[Data entries]

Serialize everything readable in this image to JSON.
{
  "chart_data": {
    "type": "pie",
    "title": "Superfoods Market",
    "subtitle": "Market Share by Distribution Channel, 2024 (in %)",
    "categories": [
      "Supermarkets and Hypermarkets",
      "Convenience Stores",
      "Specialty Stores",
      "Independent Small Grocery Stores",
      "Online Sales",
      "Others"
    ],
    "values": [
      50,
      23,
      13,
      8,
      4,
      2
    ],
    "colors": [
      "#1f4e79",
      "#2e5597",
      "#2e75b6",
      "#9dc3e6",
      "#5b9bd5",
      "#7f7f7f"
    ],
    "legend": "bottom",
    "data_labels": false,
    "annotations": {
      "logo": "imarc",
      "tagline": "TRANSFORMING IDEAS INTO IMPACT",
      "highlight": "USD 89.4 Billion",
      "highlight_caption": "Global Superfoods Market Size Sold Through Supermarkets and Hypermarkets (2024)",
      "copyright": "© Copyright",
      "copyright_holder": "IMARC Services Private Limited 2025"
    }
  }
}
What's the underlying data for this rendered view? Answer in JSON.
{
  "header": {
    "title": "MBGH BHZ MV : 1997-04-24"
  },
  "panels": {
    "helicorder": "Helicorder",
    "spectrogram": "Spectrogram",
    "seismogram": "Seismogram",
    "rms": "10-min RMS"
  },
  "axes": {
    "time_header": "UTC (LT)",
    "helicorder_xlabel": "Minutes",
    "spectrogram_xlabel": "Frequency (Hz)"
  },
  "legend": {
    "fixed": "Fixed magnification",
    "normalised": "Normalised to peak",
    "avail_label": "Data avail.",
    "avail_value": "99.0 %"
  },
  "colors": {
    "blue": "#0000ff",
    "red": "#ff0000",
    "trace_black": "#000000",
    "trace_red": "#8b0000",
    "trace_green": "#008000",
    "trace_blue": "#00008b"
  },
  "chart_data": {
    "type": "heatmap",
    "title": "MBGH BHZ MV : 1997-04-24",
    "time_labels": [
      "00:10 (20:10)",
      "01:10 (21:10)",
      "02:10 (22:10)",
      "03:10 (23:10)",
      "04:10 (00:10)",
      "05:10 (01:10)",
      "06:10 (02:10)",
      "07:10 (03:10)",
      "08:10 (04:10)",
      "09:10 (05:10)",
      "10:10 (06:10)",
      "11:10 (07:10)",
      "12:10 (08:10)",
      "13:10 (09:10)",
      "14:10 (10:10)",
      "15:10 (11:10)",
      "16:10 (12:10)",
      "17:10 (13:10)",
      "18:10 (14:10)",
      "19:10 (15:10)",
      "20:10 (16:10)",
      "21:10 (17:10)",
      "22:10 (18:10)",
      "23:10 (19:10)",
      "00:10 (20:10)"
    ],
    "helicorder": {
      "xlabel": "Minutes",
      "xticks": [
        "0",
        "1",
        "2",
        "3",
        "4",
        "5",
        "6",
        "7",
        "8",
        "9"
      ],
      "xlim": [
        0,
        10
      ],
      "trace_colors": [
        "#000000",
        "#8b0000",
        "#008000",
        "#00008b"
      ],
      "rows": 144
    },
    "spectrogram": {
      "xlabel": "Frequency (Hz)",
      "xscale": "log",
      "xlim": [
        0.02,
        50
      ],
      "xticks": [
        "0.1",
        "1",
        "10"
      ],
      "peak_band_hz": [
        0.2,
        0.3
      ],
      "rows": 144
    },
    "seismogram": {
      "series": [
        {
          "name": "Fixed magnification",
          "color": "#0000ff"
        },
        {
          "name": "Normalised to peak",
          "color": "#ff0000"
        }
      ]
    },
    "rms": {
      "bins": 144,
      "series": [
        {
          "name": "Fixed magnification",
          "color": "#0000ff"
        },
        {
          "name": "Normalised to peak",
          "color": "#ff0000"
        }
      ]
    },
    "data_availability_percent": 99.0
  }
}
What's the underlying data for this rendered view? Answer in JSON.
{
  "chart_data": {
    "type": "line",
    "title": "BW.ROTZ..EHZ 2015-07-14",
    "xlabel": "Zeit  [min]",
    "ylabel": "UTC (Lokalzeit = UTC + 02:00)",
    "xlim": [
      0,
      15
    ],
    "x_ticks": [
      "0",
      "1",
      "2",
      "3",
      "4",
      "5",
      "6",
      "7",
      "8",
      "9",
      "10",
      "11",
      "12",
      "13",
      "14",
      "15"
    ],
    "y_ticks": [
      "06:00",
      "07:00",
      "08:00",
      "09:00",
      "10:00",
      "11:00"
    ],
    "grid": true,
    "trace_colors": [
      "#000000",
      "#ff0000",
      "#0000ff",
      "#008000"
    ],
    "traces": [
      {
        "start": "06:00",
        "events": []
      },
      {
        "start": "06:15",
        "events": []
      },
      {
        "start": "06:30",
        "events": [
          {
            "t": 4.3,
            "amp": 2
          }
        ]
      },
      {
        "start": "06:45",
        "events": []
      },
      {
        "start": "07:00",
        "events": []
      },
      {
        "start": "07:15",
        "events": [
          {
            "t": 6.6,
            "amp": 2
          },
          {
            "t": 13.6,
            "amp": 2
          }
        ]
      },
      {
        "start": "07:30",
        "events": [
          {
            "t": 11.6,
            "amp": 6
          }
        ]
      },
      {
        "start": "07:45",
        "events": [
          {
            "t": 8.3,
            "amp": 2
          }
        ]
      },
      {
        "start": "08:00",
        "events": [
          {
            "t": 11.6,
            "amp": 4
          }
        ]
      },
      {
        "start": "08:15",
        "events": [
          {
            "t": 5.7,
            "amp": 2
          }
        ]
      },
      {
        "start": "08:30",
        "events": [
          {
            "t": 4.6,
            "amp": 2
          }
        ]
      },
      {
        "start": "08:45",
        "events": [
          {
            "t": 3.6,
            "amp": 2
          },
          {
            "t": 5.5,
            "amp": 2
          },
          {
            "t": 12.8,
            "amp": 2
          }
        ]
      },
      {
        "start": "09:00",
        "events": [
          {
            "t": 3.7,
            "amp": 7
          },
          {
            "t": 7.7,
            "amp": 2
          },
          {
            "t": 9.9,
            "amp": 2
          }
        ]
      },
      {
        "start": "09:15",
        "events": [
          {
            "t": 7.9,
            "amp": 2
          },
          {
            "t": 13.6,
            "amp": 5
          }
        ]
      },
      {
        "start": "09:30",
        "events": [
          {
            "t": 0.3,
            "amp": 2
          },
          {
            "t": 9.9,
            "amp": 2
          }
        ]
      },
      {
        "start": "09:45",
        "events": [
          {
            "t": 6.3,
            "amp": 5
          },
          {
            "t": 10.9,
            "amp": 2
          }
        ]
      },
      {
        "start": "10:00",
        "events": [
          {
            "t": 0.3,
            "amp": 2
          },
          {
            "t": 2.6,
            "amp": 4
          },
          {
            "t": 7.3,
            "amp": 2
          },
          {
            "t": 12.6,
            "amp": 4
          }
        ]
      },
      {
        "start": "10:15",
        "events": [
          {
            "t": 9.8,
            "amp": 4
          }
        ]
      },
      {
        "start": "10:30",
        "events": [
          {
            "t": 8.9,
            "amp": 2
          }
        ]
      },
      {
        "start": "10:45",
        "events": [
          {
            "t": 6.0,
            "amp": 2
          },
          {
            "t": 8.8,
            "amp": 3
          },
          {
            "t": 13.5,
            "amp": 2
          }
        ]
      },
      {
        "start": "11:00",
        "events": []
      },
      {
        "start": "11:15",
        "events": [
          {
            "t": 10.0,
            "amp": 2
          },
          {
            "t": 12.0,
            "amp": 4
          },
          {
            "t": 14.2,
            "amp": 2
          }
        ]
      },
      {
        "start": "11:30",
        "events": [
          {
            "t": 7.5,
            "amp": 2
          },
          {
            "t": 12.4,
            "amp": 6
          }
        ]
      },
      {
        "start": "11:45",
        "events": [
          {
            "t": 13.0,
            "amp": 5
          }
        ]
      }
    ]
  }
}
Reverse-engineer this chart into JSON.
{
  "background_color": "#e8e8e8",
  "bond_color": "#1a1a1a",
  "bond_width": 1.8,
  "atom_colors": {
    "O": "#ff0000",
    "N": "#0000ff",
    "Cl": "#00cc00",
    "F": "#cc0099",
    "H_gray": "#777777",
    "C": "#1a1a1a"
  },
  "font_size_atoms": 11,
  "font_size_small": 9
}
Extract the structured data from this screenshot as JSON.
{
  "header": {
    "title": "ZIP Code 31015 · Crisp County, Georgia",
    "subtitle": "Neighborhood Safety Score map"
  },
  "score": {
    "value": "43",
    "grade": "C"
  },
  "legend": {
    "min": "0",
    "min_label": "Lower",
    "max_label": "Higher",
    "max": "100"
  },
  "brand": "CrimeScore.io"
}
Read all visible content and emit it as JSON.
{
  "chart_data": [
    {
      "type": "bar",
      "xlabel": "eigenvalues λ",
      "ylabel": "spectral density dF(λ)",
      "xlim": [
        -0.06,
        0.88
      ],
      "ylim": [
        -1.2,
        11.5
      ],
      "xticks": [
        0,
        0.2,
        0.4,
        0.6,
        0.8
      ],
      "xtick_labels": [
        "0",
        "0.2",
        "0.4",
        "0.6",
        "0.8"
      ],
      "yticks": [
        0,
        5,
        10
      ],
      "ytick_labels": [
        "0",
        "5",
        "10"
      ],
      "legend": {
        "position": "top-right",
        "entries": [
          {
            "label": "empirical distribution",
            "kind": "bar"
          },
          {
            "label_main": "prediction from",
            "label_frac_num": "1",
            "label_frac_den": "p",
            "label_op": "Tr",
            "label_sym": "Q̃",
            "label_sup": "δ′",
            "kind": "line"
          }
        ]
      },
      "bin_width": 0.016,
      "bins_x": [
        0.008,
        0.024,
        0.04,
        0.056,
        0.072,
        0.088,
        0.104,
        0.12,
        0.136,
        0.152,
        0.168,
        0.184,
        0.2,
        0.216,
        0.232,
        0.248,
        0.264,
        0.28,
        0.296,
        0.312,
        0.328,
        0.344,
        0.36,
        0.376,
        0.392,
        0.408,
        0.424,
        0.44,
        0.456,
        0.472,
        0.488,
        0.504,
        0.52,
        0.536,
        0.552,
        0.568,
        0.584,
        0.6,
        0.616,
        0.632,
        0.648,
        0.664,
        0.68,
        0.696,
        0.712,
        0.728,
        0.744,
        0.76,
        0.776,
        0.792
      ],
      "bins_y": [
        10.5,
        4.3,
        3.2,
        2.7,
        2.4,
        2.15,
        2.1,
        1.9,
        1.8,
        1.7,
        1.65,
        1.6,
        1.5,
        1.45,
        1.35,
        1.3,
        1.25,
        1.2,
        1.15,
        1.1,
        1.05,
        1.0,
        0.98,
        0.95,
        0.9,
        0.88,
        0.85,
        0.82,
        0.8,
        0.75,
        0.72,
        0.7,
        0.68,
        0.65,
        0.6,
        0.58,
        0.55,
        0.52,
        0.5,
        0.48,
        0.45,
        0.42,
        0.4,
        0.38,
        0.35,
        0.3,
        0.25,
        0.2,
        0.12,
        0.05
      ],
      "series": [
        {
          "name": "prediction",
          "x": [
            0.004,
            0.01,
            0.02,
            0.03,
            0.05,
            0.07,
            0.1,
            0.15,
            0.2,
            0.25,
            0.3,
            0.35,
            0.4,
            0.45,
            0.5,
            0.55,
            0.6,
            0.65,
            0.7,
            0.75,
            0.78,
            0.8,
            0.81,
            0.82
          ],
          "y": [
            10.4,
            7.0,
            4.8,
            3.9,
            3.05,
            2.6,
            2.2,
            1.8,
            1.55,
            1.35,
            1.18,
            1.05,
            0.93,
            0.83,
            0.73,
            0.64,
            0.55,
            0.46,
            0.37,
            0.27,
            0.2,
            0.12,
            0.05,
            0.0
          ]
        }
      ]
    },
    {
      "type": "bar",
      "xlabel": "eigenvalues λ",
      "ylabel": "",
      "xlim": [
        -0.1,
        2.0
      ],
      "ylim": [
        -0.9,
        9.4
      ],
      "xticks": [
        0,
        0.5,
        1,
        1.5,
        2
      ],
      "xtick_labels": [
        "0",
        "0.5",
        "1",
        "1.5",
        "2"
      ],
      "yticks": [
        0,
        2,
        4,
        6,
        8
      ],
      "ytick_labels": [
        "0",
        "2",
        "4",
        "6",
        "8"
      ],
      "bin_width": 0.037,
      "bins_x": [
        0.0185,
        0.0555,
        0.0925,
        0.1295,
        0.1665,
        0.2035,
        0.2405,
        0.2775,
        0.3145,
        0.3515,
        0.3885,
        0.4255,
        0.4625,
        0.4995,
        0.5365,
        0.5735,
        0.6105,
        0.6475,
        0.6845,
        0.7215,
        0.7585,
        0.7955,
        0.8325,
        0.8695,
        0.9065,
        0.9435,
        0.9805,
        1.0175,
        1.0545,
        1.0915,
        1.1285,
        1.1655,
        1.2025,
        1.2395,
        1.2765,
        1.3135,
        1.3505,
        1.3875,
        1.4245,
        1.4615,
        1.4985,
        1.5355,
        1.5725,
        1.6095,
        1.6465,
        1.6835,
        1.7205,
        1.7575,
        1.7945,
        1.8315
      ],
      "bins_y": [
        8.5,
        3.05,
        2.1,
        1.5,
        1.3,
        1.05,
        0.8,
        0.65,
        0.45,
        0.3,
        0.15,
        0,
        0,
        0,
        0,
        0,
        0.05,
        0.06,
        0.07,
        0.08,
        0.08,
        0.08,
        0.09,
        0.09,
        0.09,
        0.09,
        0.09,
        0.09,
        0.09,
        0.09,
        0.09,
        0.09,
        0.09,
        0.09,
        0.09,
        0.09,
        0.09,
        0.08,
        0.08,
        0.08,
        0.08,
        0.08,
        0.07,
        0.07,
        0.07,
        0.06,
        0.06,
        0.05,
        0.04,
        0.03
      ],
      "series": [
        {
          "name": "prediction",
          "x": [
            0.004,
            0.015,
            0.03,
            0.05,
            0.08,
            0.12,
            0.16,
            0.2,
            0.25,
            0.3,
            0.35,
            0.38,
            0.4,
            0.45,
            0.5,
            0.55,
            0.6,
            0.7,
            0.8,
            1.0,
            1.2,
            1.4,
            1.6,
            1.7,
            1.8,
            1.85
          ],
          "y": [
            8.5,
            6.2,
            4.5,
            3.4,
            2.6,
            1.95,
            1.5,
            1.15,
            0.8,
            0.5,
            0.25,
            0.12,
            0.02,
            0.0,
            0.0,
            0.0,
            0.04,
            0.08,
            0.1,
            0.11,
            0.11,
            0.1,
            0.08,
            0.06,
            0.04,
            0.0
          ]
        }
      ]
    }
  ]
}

**What the task asks**
Pull out every line above that holds the word "subtitle".

**Task output**
    "subtitle": "Market Share by Distribution Channel, 2024 (in %)",
    "subtitle": "Neighborhood Safety Score map"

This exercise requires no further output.